**Stated problem:** Show each line from the listing that includes the word "this".

────────────────────────────────────────

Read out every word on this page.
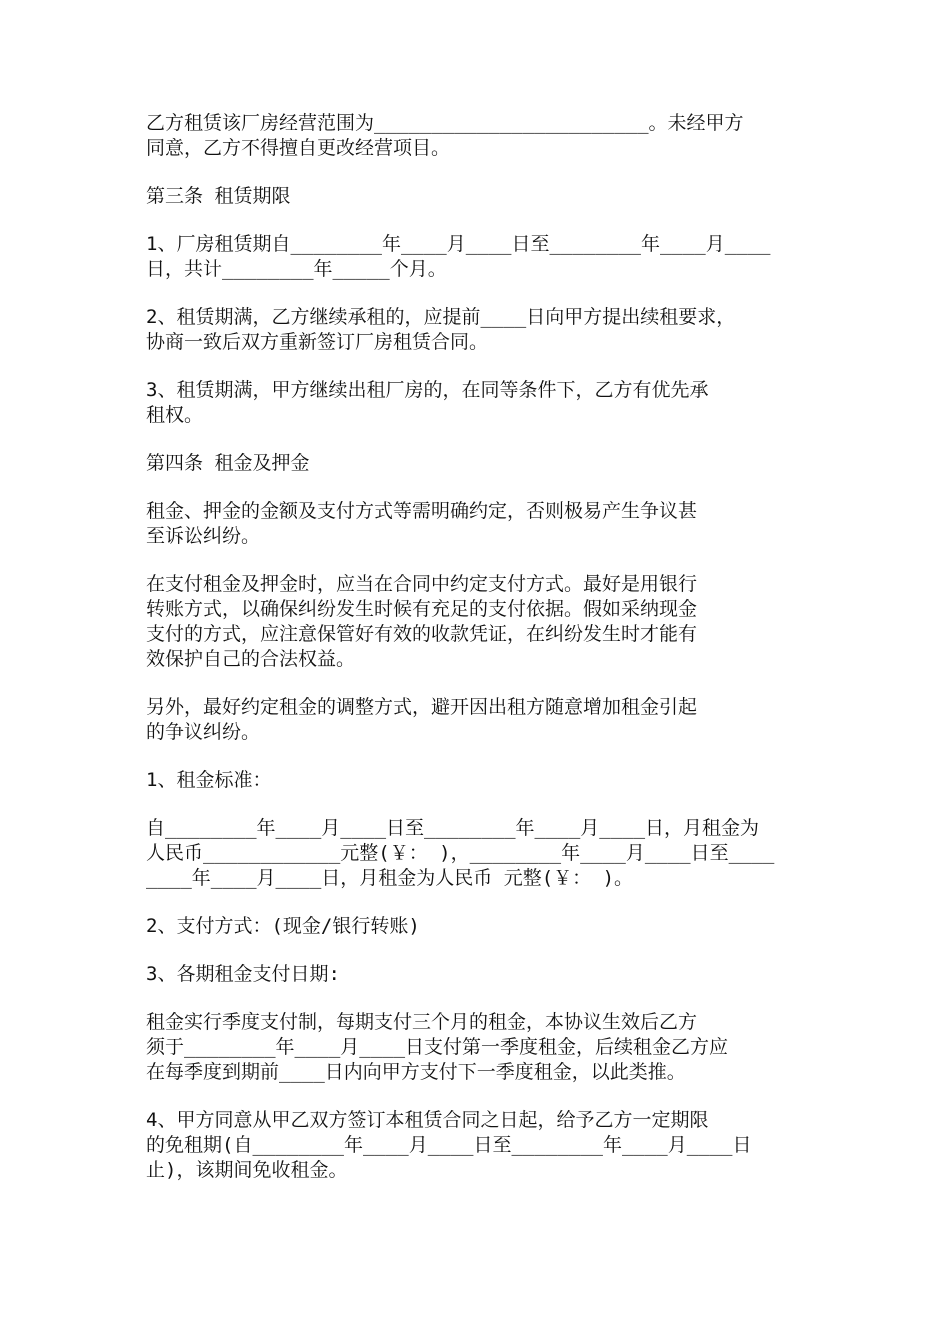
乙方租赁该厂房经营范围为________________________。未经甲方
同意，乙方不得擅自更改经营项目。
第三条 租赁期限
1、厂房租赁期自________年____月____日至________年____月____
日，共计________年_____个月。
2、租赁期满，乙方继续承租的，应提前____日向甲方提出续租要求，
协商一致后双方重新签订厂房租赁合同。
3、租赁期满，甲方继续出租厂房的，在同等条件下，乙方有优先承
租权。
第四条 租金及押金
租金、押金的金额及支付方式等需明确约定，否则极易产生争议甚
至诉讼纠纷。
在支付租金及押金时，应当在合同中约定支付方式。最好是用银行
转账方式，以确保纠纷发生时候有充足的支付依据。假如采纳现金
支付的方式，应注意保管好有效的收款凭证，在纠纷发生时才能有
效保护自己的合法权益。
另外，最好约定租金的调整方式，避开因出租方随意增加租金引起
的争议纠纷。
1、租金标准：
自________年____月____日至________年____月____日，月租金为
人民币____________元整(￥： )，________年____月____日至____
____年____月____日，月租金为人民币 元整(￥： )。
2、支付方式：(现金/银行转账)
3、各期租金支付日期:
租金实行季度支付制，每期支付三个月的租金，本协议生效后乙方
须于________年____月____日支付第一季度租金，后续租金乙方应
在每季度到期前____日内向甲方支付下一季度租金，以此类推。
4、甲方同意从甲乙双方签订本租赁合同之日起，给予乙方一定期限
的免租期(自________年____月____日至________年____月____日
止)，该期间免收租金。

────────────────────────────────────────

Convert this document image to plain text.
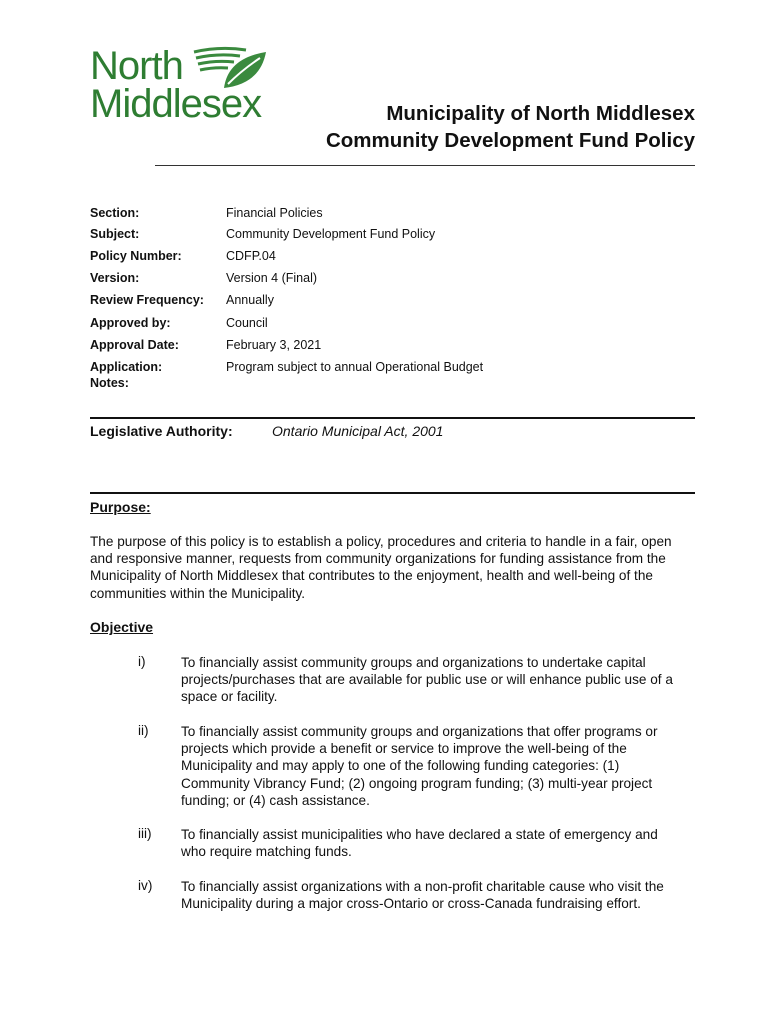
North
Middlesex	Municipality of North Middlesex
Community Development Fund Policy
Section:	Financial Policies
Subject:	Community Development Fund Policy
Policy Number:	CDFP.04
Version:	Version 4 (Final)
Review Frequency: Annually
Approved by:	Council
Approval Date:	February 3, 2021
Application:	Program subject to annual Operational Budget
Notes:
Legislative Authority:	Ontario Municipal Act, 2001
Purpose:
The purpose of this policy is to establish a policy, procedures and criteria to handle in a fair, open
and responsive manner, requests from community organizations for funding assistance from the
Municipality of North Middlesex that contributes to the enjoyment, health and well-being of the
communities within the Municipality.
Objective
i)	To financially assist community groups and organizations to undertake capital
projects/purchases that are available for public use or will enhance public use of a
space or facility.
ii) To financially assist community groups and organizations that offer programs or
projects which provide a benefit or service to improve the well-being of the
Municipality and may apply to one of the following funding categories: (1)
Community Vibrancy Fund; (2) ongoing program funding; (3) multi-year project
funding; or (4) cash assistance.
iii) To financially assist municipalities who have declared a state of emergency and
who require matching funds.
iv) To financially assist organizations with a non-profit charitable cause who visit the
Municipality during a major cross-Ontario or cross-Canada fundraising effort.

────────────────────────────────────────

**The answer:**
Read out every word on this page.
Convert this document image to plain text.
The purpose of this policy is to establish a policy, procedures and criteria to handle in a fair, open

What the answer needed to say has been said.